Description of the task: Write out every line of the material exactly as it appears.

● ● ●

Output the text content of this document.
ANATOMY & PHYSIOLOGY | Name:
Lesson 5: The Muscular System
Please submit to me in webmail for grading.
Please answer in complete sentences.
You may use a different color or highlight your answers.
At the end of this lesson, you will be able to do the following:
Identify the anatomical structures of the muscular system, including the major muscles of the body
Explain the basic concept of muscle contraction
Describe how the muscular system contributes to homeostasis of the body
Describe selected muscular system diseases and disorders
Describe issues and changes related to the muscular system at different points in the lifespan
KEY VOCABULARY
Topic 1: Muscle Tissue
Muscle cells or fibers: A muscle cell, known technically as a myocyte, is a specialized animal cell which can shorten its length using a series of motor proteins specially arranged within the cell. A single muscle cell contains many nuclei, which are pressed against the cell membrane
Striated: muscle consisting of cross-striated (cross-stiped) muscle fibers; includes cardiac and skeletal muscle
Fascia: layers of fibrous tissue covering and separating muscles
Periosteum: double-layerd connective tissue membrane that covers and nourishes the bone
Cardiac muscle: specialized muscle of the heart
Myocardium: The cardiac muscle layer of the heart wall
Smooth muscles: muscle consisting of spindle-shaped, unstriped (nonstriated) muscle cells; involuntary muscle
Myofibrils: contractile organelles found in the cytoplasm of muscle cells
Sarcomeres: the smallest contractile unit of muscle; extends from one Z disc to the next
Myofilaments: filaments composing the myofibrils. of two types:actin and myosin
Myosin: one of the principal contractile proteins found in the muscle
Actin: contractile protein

● ● ●

Solution:
Output the text content of this document.
ANATOMY & PHYSIOLOGY | Name:
Lesson 5: The Muscular System
Please submit to me in webmail for grading.
Please answer in complete sentences.
You may use a different color or highlight your answers.
At the end of this lesson, you will be able to do the following:
Identify the anatomical structures of the muscular system, including the major muscles of the body
Explain the basic concept of muscle contraction
Describe how the muscular system contributes to homeostasis of the body
Describe selected muscular system diseases and disorders
Describe issues and changes related to the muscular system at different points in the lifespan
KEY VOCABULARY
Topic 1: Muscle Tissue
Muscle cells or fibers: A muscle cell, known technically as a myocyte, is a specialized animal cell which can shorten its length using a series of motor proteins specially arranged within the cell. A single muscle cell contains many nuclei, which are pressed against the cell membrane
Striated: muscle consisting of cross-striated (cross-stiped) muscle fibers; includes cardiac and skeletal muscle
Fascia: layers of fibrous tissue covering and separating muscles
Periosteum: double-layerd connective tissue membrane that covers and nourishes the bone
Cardiac muscle: specialized muscle of the heart
Myocardium: The cardiac muscle layer of the heart wall
Smooth muscles: muscle consisting of spindle-shaped, unstriped (nonstriated) muscle cells; involuntary muscle
Myofibrils: contractile organelles found in the cytoplasm of muscle cells
Sarcomeres: the smallest contractile unit of muscle; extends from one Z disc to the next
Myofilaments: filaments composing the myofibrils. of two types:actin and myosin
Myosin: one of the principal contractile proteins found in the muscle
Actin: contractile protein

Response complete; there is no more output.